Task brief — From the records below, pull each line that has "this".

---------------

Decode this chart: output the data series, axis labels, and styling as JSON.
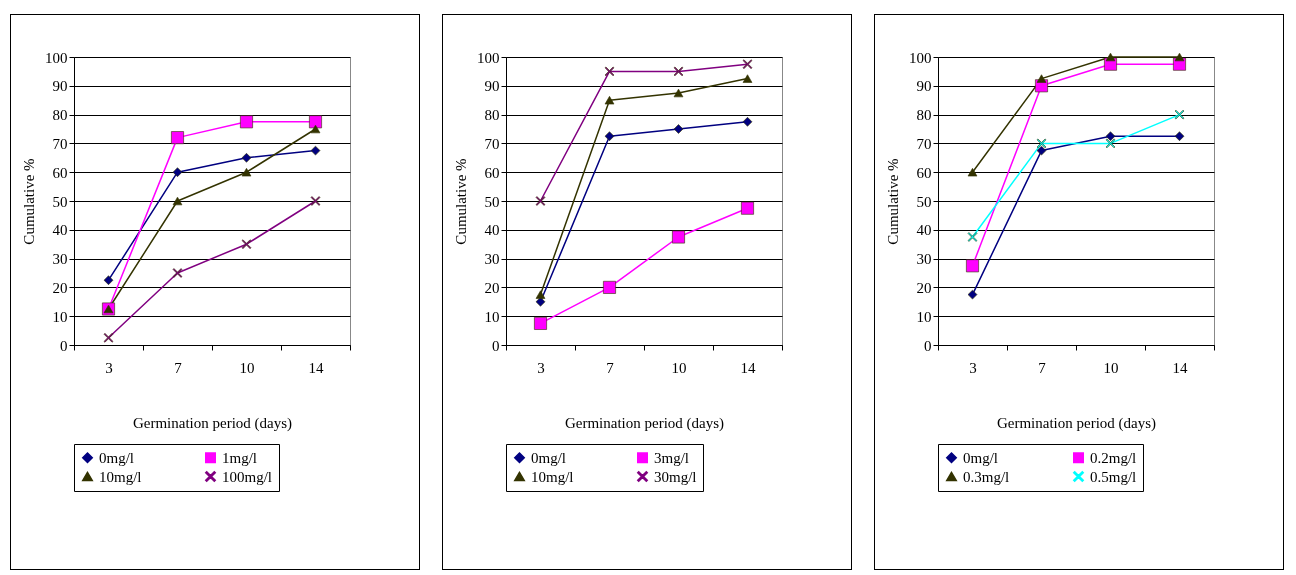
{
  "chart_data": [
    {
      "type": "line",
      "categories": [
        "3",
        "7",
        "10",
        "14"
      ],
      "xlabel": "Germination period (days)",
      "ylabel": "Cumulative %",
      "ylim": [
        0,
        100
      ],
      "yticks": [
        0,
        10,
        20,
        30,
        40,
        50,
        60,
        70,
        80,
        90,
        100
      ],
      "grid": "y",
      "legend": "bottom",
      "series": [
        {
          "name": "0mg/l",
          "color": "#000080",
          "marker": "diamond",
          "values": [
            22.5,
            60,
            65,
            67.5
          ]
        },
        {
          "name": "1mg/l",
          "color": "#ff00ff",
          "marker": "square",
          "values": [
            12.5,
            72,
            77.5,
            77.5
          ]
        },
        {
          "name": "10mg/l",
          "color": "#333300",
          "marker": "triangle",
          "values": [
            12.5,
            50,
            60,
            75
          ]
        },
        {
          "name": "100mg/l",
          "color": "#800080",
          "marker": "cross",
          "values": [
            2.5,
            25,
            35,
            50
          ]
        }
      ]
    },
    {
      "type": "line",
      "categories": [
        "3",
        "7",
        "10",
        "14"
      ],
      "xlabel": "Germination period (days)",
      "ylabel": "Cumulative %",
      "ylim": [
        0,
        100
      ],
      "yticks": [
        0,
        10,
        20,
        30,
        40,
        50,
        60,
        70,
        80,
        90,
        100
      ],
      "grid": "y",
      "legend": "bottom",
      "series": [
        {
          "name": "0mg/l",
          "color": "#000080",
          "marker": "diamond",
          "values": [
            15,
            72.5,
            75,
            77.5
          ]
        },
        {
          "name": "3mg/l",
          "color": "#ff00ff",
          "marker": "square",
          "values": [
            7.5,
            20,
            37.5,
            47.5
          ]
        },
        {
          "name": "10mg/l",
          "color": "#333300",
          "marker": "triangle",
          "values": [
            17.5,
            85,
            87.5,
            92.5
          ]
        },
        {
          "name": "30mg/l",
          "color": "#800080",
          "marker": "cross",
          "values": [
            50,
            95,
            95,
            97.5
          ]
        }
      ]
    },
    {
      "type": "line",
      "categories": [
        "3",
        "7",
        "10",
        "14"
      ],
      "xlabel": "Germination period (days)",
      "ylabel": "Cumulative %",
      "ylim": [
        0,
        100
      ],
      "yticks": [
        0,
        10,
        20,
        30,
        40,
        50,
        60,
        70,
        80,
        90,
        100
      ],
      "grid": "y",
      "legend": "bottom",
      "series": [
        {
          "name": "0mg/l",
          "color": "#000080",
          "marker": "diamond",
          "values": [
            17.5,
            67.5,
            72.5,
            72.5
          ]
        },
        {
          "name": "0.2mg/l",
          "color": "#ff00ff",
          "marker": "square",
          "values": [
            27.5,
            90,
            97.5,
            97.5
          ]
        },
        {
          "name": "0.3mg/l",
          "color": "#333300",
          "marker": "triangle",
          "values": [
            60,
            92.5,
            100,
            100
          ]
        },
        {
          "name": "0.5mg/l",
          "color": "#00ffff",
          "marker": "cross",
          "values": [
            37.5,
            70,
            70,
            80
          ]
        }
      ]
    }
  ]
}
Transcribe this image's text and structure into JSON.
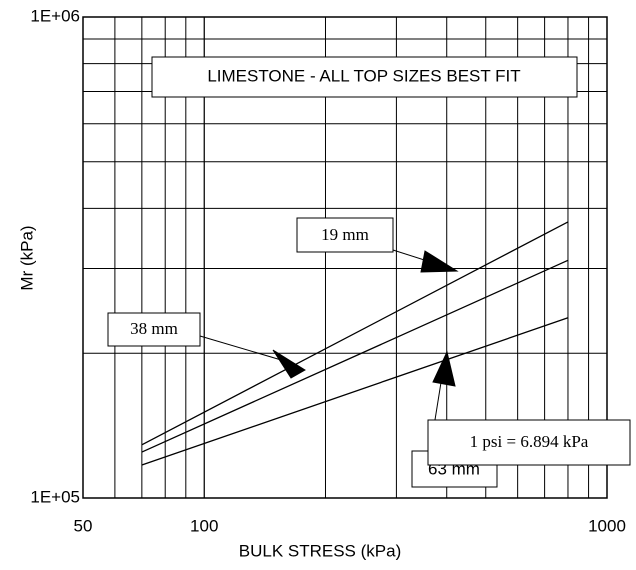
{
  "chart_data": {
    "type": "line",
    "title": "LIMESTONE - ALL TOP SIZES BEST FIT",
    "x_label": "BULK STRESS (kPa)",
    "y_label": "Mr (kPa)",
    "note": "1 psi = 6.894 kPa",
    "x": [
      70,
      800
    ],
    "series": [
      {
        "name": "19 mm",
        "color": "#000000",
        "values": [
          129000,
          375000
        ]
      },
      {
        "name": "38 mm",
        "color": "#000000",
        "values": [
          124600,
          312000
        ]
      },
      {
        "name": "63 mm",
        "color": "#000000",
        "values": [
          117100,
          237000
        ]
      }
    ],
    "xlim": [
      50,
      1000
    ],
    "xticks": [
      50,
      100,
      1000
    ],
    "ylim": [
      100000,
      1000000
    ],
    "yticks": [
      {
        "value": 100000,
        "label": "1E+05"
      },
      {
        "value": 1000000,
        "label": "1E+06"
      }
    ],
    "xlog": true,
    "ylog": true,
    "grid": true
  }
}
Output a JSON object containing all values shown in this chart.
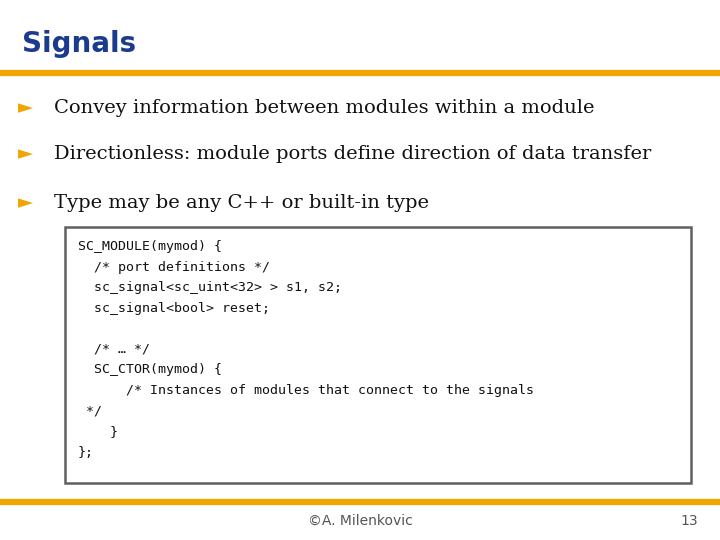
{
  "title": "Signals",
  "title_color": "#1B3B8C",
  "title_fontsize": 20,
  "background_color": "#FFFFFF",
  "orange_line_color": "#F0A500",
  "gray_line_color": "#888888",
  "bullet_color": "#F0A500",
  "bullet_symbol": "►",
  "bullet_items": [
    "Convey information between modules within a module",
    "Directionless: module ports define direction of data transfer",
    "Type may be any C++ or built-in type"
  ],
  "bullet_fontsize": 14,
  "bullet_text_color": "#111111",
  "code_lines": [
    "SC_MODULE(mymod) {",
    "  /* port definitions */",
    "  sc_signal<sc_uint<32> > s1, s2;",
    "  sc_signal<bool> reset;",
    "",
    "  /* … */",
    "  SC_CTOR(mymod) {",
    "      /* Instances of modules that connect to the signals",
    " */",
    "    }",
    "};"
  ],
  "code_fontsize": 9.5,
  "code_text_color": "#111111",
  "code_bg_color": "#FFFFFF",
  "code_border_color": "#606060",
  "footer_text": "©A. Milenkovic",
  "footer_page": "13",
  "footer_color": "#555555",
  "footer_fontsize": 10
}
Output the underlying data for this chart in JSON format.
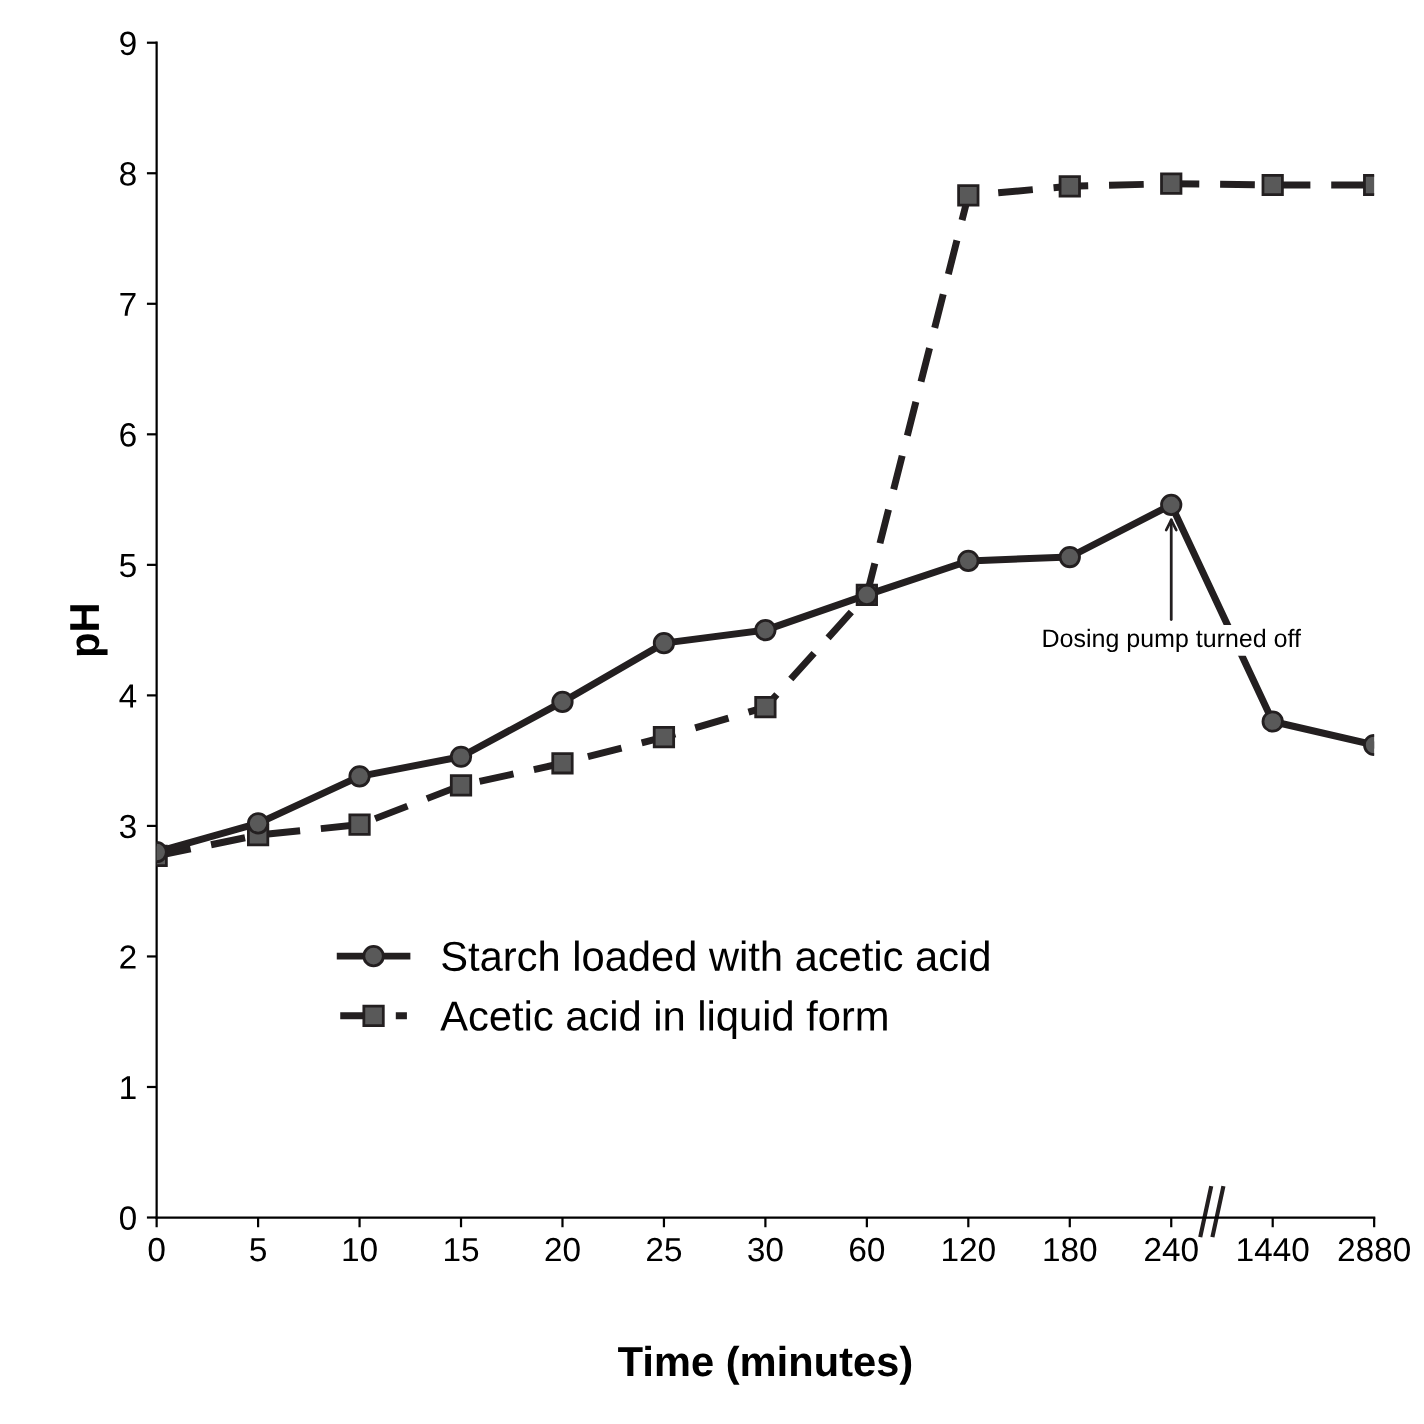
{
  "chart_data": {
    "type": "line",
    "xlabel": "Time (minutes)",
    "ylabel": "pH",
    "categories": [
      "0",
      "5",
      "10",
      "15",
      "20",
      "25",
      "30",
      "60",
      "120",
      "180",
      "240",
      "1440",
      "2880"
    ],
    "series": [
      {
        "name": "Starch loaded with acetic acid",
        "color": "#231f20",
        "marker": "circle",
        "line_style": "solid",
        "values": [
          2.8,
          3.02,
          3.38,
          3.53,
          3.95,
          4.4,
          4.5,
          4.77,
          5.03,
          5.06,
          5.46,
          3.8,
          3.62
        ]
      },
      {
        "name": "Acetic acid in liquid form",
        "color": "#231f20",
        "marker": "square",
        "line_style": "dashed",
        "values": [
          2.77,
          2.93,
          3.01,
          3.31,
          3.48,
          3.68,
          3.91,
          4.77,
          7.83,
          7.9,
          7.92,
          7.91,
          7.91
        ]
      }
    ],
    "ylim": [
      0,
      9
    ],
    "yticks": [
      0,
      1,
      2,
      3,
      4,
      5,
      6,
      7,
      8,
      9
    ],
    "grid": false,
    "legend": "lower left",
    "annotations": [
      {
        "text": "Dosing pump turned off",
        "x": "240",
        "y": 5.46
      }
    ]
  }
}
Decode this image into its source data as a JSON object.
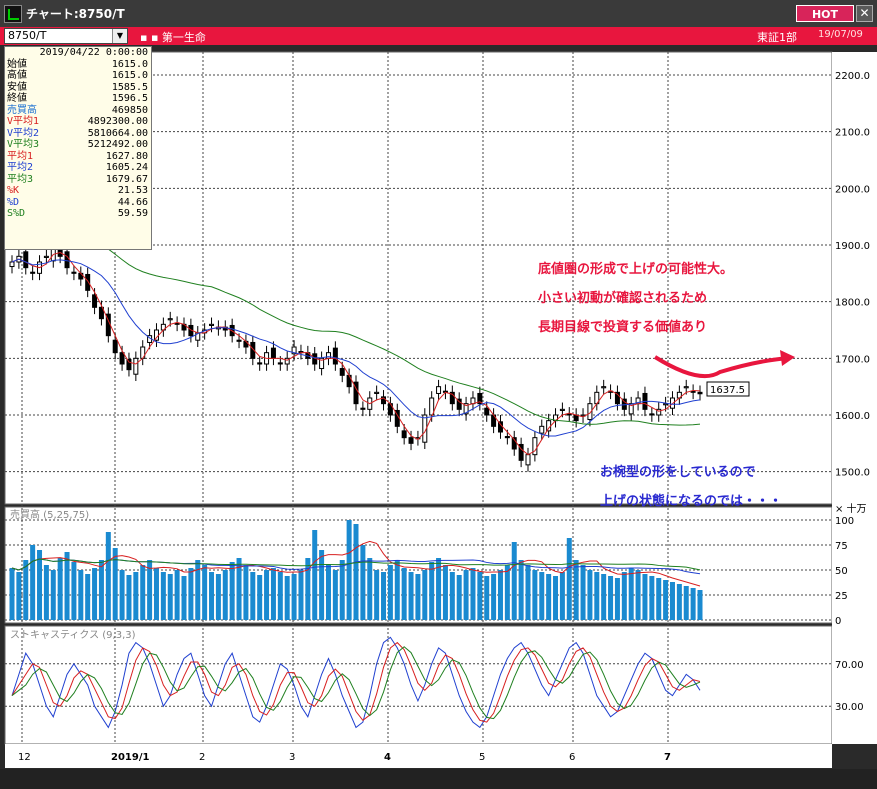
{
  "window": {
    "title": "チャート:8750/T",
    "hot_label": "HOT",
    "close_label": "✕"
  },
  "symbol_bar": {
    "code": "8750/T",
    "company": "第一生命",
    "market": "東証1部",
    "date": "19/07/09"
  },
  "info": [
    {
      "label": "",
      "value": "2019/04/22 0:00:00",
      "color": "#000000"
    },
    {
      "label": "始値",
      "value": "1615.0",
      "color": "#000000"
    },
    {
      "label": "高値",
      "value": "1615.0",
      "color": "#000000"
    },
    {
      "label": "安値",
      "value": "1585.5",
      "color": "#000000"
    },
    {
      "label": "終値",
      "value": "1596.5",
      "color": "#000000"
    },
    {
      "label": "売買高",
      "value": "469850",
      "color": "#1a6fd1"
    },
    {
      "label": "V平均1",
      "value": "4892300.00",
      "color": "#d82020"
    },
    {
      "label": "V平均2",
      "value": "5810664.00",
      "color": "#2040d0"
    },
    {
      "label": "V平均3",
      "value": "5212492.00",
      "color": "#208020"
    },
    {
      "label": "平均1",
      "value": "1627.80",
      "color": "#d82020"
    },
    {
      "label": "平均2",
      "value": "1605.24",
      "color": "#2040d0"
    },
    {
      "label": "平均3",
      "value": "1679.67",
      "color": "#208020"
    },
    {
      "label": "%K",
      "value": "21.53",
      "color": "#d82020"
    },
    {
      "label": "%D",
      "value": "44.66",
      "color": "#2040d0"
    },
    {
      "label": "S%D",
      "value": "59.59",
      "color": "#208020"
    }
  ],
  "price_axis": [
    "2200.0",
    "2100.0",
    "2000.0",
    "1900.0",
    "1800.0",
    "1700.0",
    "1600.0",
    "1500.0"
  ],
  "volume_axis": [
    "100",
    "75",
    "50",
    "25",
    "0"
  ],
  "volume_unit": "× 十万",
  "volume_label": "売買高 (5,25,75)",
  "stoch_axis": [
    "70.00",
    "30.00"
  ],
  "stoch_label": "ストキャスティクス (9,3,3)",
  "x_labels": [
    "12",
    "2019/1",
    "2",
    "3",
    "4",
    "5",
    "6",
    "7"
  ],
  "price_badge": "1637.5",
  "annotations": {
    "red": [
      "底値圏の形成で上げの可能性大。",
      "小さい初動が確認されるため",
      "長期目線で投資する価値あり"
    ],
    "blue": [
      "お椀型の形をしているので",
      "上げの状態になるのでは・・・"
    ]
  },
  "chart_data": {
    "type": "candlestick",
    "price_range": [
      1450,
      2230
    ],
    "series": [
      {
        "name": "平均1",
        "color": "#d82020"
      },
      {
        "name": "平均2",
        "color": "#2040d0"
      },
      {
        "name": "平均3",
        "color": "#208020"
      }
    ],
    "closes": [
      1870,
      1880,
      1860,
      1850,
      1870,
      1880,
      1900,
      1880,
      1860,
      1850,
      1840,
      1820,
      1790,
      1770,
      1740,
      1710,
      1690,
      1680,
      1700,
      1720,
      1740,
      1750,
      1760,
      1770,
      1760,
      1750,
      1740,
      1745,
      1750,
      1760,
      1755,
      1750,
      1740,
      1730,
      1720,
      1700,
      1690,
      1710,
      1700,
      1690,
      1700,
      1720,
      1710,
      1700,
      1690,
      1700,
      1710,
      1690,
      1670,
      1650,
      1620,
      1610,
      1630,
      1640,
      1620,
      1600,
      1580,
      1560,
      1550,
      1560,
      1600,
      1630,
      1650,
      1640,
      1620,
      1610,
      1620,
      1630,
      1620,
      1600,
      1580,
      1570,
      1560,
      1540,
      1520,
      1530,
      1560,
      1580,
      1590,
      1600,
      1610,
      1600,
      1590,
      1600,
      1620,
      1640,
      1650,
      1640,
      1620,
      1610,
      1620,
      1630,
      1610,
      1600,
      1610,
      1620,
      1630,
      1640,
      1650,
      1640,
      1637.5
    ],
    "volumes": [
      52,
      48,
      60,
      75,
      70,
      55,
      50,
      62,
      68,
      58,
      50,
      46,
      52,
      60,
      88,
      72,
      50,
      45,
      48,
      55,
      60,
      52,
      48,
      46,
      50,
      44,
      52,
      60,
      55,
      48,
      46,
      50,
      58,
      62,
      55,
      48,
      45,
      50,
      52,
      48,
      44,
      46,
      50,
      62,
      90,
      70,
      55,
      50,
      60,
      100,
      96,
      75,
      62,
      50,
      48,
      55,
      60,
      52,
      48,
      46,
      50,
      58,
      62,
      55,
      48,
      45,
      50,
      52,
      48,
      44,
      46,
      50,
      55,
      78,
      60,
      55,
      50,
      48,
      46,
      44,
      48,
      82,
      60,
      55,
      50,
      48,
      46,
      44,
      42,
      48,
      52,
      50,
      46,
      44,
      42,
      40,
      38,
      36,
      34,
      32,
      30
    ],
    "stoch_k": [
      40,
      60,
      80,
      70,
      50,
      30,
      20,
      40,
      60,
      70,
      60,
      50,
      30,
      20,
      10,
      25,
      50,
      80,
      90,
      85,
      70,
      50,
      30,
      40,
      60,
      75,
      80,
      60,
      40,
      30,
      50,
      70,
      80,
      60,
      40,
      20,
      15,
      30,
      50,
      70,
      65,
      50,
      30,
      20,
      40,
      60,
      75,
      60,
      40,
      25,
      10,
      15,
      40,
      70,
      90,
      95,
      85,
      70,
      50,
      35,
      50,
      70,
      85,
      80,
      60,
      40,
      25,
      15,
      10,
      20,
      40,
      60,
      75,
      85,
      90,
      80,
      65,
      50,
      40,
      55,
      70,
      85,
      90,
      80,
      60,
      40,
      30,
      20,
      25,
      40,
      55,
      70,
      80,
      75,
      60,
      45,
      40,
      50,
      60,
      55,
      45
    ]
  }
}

---------------

Response —
Decode this chart: output the data series, axis labels, and styling as JSON.
Transcribe this image's text and structure into JSON.
Output a JSON object containing all values shown in this chart.
Output the underlying data for this chart in JSON format.
Decode this image into its source data as a JSON object.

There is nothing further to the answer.